Dataset content:

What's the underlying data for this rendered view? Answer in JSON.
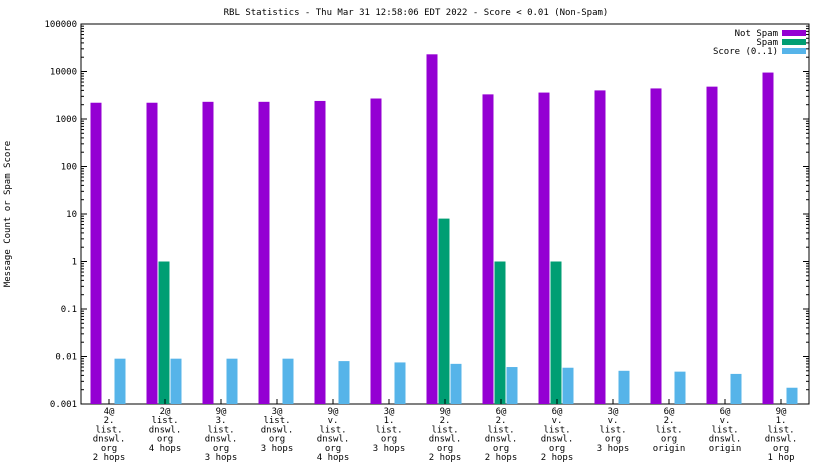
{
  "chart_data": {
    "type": "bar",
    "title": "RBL Statistics - Thu Mar 31 12:58:06 EDT 2022 - Score < 0.01 (Non-Spam)",
    "xlabel": "",
    "ylabel": "Message Count or Spam Score",
    "yscale": "log",
    "ylim": [
      0.001,
      100000
    ],
    "yticks": [
      "0.001",
      "0.01",
      "0.1",
      "1",
      "10",
      "100",
      "1000",
      "10000",
      "100000"
    ],
    "legend_position": "top-right",
    "categories": [
      [
        "4@",
        "2.",
        "list.",
        "dnswl.",
        "org",
        "2 hops"
      ],
      [
        "2@",
        "list.",
        "dnswl.",
        "org",
        "4 hops"
      ],
      [
        "9@",
        "3.",
        "list.",
        "dnswl.",
        "org",
        "3 hops"
      ],
      [
        "3@",
        "list.",
        "dnswl.",
        "org",
        "3 hops"
      ],
      [
        "9@",
        "v.",
        "list.",
        "dnswl.",
        "org",
        "4 hops"
      ],
      [
        "3@",
        "1.",
        "list.",
        "org",
        "3 hops"
      ],
      [
        "9@",
        "2.",
        "list.",
        "dnswl.",
        "org",
        "2 hops"
      ],
      [
        "6@",
        "2.",
        "list.",
        "dnswl.",
        "org",
        "2 hops"
      ],
      [
        "6@",
        "v.",
        "list.",
        "dnswl.",
        "org",
        "2 hops"
      ],
      [
        "3@",
        "v.",
        "list.",
        "org",
        "3 hops"
      ],
      [
        "6@",
        "2.",
        "list.",
        "org",
        "origin"
      ],
      [
        "6@",
        "v.",
        "list.",
        "dnswl.",
        "origin"
      ],
      [
        "9@",
        "1.",
        "list.",
        "dnswl.",
        "org",
        "1 hop"
      ]
    ],
    "series": [
      {
        "name": "Not Spam",
        "color": "#9400d3",
        "values": [
          2200,
          2200,
          2300,
          2300,
          2400,
          2700,
          23000,
          3300,
          3600,
          4000,
          4400,
          4800,
          9500
        ]
      },
      {
        "name": "Spam",
        "color": "#009e73",
        "values": [
          null,
          1,
          null,
          null,
          null,
          null,
          8,
          1,
          1,
          null,
          null,
          null,
          null
        ]
      },
      {
        "name": "Score (0..1)",
        "color": "#56b4e9",
        "values": [
          0.009,
          0.009,
          0.009,
          0.009,
          0.008,
          0.0075,
          0.007,
          0.006,
          0.0058,
          0.005,
          0.0048,
          0.0043,
          0.0022
        ]
      }
    ]
  }
}
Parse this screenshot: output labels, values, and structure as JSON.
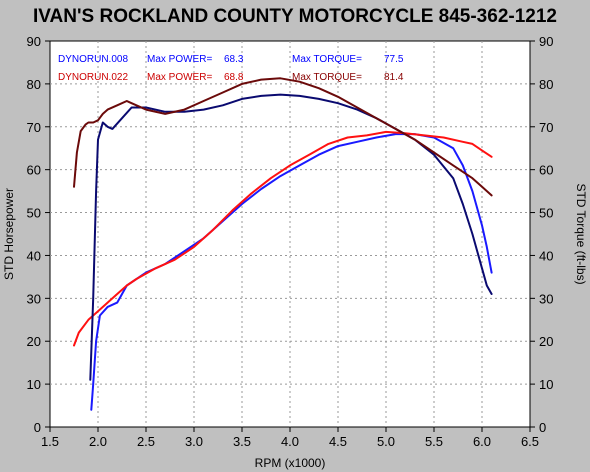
{
  "title": "IVAN'S ROCKLAND COUNTY MOTORCYCLE 845-362-1212",
  "chart_data": {
    "type": "line",
    "title": "IVAN'S ROCKLAND COUNTY MOTORCYCLE 845-362-1212",
    "xlabel": "RPM (x1000)",
    "ylabel_left": "STD Horsepower",
    "ylabel_right": "STD Torque (ft-lbs)",
    "xlim": [
      1.5,
      6.5
    ],
    "ylim": [
      0,
      90
    ],
    "x_ticks": [
      "1.5",
      "2.0",
      "2.5",
      "3.0",
      "3.5",
      "4.0",
      "4.5",
      "5.0",
      "5.5",
      "6.0",
      "6.5"
    ],
    "y_ticks": [
      "0",
      "10",
      "20",
      "30",
      "40",
      "50",
      "60",
      "70",
      "80",
      "90"
    ],
    "grid": true,
    "legend": [
      {
        "run": "DYNORUN.008",
        "power_label": "Max POWER=",
        "power": "68.3",
        "torque_label": "Max TORQUE=",
        "torque": "77.5",
        "color": "#0000ff"
      },
      {
        "run": "DYNORUN.022",
        "power_label": "Max POWER=",
        "power": "68.8",
        "torque_label": "Max TORQUE=",
        "torque": "81.4",
        "color": "#cc0000"
      }
    ],
    "series": [
      {
        "color": "#1a1aff",
        "x": [
          1.93,
          1.95,
          1.98,
          2.02,
          2.1,
          2.2,
          2.3,
          2.5,
          2.7,
          2.9,
          3.1,
          3.3,
          3.5,
          3.7,
          3.9,
          4.1,
          4.3,
          4.5,
          4.7,
          4.9,
          5.1,
          5.3,
          5.5,
          5.7,
          5.8,
          5.9,
          6.0,
          6.05,
          6.1
        ],
        "values": [
          4,
          10,
          20,
          26,
          28,
          29,
          33,
          36,
          38,
          41,
          44,
          48,
          52,
          55.5,
          58.5,
          61,
          63.5,
          65.5,
          66.5,
          67.5,
          68.3,
          68.3,
          67.5,
          65,
          61,
          55,
          47,
          42,
          36
        ]
      },
      {
        "color": "#ff1111",
        "x": [
          1.75,
          1.8,
          1.9,
          2.0,
          2.1,
          2.2,
          2.3,
          2.4,
          2.6,
          2.8,
          3.0,
          3.2,
          3.4,
          3.6,
          3.8,
          4.0,
          4.2,
          4.4,
          4.6,
          4.8,
          5.0,
          5.2,
          5.4,
          5.6,
          5.8,
          5.9,
          6.0,
          6.1
        ],
        "values": [
          19,
          22,
          25,
          27,
          29,
          31,
          33,
          34.5,
          37,
          39,
          42,
          46,
          50.5,
          54.5,
          58,
          61,
          63.5,
          66,
          67.5,
          68,
          68.8,
          68.5,
          68,
          67.5,
          66.5,
          66,
          64.5,
          63
        ]
      },
      {
        "color": "#0a0a70",
        "x": [
          1.92,
          1.95,
          1.98,
          2.0,
          2.05,
          2.1,
          2.15,
          2.25,
          2.35,
          2.5,
          2.7,
          2.9,
          3.1,
          3.3,
          3.5,
          3.7,
          3.9,
          4.1,
          4.3,
          4.5,
          4.7,
          4.9,
          5.1,
          5.3,
          5.5,
          5.7,
          5.8,
          5.9,
          6.0,
          6.05,
          6.1
        ],
        "values": [
          11,
          30,
          55,
          67,
          71,
          70,
          69.5,
          72,
          74.5,
          74.5,
          73.5,
          73.5,
          74,
          75,
          76.5,
          77.2,
          77.5,
          77.2,
          76.5,
          75.5,
          74,
          72,
          69.5,
          67,
          63.5,
          58,
          52,
          45,
          37,
          33,
          31
        ]
      },
      {
        "color": "#6b0a0a",
        "x": [
          1.75,
          1.78,
          1.82,
          1.87,
          1.9,
          1.95,
          2.0,
          2.05,
          2.1,
          2.2,
          2.3,
          2.35,
          2.4,
          2.5,
          2.7,
          2.9,
          3.1,
          3.3,
          3.5,
          3.7,
          3.9,
          4.1,
          4.3,
          4.5,
          4.7,
          4.9,
          5.1,
          5.3,
          5.5,
          5.7,
          5.9,
          6.0,
          6.1
        ],
        "values": [
          56,
          64,
          69,
          70.5,
          71,
          71,
          71.5,
          73,
          74,
          75,
          76,
          75.5,
          75,
          74,
          73,
          74,
          76,
          78,
          80,
          81,
          81.3,
          80.5,
          79,
          77,
          74.5,
          72,
          69.5,
          67,
          64,
          61,
          58,
          56,
          54
        ]
      }
    ]
  }
}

Directive: Copy the records word for word, leaving no picture in the copy.

Task response:
What's the underlying data for this rendered view? Answer in JSON.
{
  "chart_data": {
    "type": "bar",
    "title": "RBL Statistics - Thu Mar 31 12:58:06 EDT 2022 - Score < 0.01 (Non-Spam)",
    "xlabel": "",
    "ylabel": "Message Count or Spam Score",
    "yscale": "log",
    "ylim": [
      0.001,
      100000
    ],
    "yticks": [
      "0.001",
      "0.01",
      "0.1",
      "1",
      "10",
      "100",
      "1000",
      "10000",
      "100000"
    ],
    "legend_position": "top-right",
    "categories": [
      [
        "4@",
        "2.",
        "list.",
        "dnswl.",
        "org",
        "2 hops"
      ],
      [
        "2@",
        "list.",
        "dnswl.",
        "org",
        "4 hops"
      ],
      [
        "9@",
        "3.",
        "list.",
        "dnswl.",
        "org",
        "3 hops"
      ],
      [
        "3@",
        "list.",
        "dnswl.",
        "org",
        "3 hops"
      ],
      [
        "9@",
        "v.",
        "list.",
        "dnswl.",
        "org",
        "4 hops"
      ],
      [
        "3@",
        "1.",
        "list.",
        "org",
        "3 hops"
      ],
      [
        "9@",
        "2.",
        "list.",
        "dnswl.",
        "org",
        "2 hops"
      ],
      [
        "6@",
        "2.",
        "list.",
        "dnswl.",
        "org",
        "2 hops"
      ],
      [
        "6@",
        "v.",
        "list.",
        "dnswl.",
        "org",
        "2 hops"
      ],
      [
        "3@",
        "v.",
        "list.",
        "org",
        "3 hops"
      ],
      [
        "6@",
        "2.",
        "list.",
        "org",
        "origin"
      ],
      [
        "6@",
        "v.",
        "list.",
        "dnswl.",
        "origin"
      ],
      [
        "9@",
        "1.",
        "list.",
        "dnswl.",
        "org",
        "1 hop"
      ]
    ],
    "series": [
      {
        "name": "Not Spam",
        "color": "#9400d3",
        "values": [
          2200,
          2200,
          2300,
          2300,
          2400,
          2700,
          23000,
          3300,
          3600,
          4000,
          4400,
          4800,
          9500
        ]
      },
      {
        "name": "Spam",
        "color": "#009e73",
        "values": [
          null,
          1,
          null,
          null,
          null,
          null,
          8,
          1,
          1,
          null,
          null,
          null,
          null
        ]
      },
      {
        "name": "Score (0..1)",
        "color": "#56b4e9",
        "values": [
          0.009,
          0.009,
          0.009,
          0.009,
          0.008,
          0.0075,
          0.007,
          0.006,
          0.0058,
          0.005,
          0.0048,
          0.0043,
          0.0022
        ]
      }
    ]
  }
}
Parse this screenshot: output labels, values, and structure as JSON.
{
  "title": "IVAN'S ROCKLAND COUNTY MOTORCYCLE 845-362-1212",
  "chart_data": {
    "type": "line",
    "title": "IVAN'S ROCKLAND COUNTY MOTORCYCLE 845-362-1212",
    "xlabel": "RPM (x1000)",
    "ylabel_left": "STD Horsepower",
    "ylabel_right": "STD Torque (ft-lbs)",
    "xlim": [
      1.5,
      6.5
    ],
    "ylim": [
      0,
      90
    ],
    "x_ticks": [
      "1.5",
      "2.0",
      "2.5",
      "3.0",
      "3.5",
      "4.0",
      "4.5",
      "5.0",
      "5.5",
      "6.0",
      "6.5"
    ],
    "y_ticks": [
      "0",
      "10",
      "20",
      "30",
      "40",
      "50",
      "60",
      "70",
      "80",
      "90"
    ],
    "grid": true,
    "legend": [
      {
        "run": "DYNORUN.008",
        "power_label": "Max POWER=",
        "power": "68.3",
        "torque_label": "Max TORQUE=",
        "torque": "77.5",
        "color": "#0000ff"
      },
      {
        "run": "DYNORUN.022",
        "power_label": "Max POWER=",
        "power": "68.8",
        "torque_label": "Max TORQUE=",
        "torque": "81.4",
        "color": "#cc0000"
      }
    ],
    "series": [
      {
        "color": "#1a1aff",
        "x": [
          1.93,
          1.95,
          1.98,
          2.02,
          2.1,
          2.2,
          2.3,
          2.5,
          2.7,
          2.9,
          3.1,
          3.3,
          3.5,
          3.7,
          3.9,
          4.1,
          4.3,
          4.5,
          4.7,
          4.9,
          5.1,
          5.3,
          5.5,
          5.7,
          5.8,
          5.9,
          6.0,
          6.05,
          6.1
        ],
        "values": [
          4,
          10,
          20,
          26,
          28,
          29,
          33,
          36,
          38,
          41,
          44,
          48,
          52,
          55.5,
          58.5,
          61,
          63.5,
          65.5,
          66.5,
          67.5,
          68.3,
          68.3,
          67.5,
          65,
          61,
          55,
          47,
          42,
          36
        ]
      },
      {
        "color": "#ff1111",
        "x": [
          1.75,
          1.8,
          1.9,
          2.0,
          2.1,
          2.2,
          2.3,
          2.4,
          2.6,
          2.8,
          3.0,
          3.2,
          3.4,
          3.6,
          3.8,
          4.0,
          4.2,
          4.4,
          4.6,
          4.8,
          5.0,
          5.2,
          5.4,
          5.6,
          5.8,
          5.9,
          6.0,
          6.1
        ],
        "values": [
          19,
          22,
          25,
          27,
          29,
          31,
          33,
          34.5,
          37,
          39,
          42,
          46,
          50.5,
          54.5,
          58,
          61,
          63.5,
          66,
          67.5,
          68,
          68.8,
          68.5,
          68,
          67.5,
          66.5,
          66,
          64.5,
          63
        ]
      },
      {
        "color": "#0a0a70",
        "x": [
          1.92,
          1.95,
          1.98,
          2.0,
          2.05,
          2.1,
          2.15,
          2.25,
          2.35,
          2.5,
          2.7,
          2.9,
          3.1,
          3.3,
          3.5,
          3.7,
          3.9,
          4.1,
          4.3,
          4.5,
          4.7,
          4.9,
          5.1,
          5.3,
          5.5,
          5.7,
          5.8,
          5.9,
          6.0,
          6.05,
          6.1
        ],
        "values": [
          11,
          30,
          55,
          67,
          71,
          70,
          69.5,
          72,
          74.5,
          74.5,
          73.5,
          73.5,
          74,
          75,
          76.5,
          77.2,
          77.5,
          77.2,
          76.5,
          75.5,
          74,
          72,
          69.5,
          67,
          63.5,
          58,
          52,
          45,
          37,
          33,
          31
        ]
      },
      {
        "color": "#6b0a0a",
        "x": [
          1.75,
          1.78,
          1.82,
          1.87,
          1.9,
          1.95,
          2.0,
          2.05,
          2.1,
          2.2,
          2.3,
          2.35,
          2.4,
          2.5,
          2.7,
          2.9,
          3.1,
          3.3,
          3.5,
          3.7,
          3.9,
          4.1,
          4.3,
          4.5,
          4.7,
          4.9,
          5.1,
          5.3,
          5.5,
          5.7,
          5.9,
          6.0,
          6.1
        ],
        "values": [
          56,
          64,
          69,
          70.5,
          71,
          71,
          71.5,
          73,
          74,
          75,
          76,
          75.5,
          75,
          74,
          73,
          74,
          76,
          78,
          80,
          81,
          81.3,
          80.5,
          79,
          77,
          74.5,
          72,
          69.5,
          67,
          64,
          61,
          58,
          56,
          54
        ]
      }
    ]
  }
}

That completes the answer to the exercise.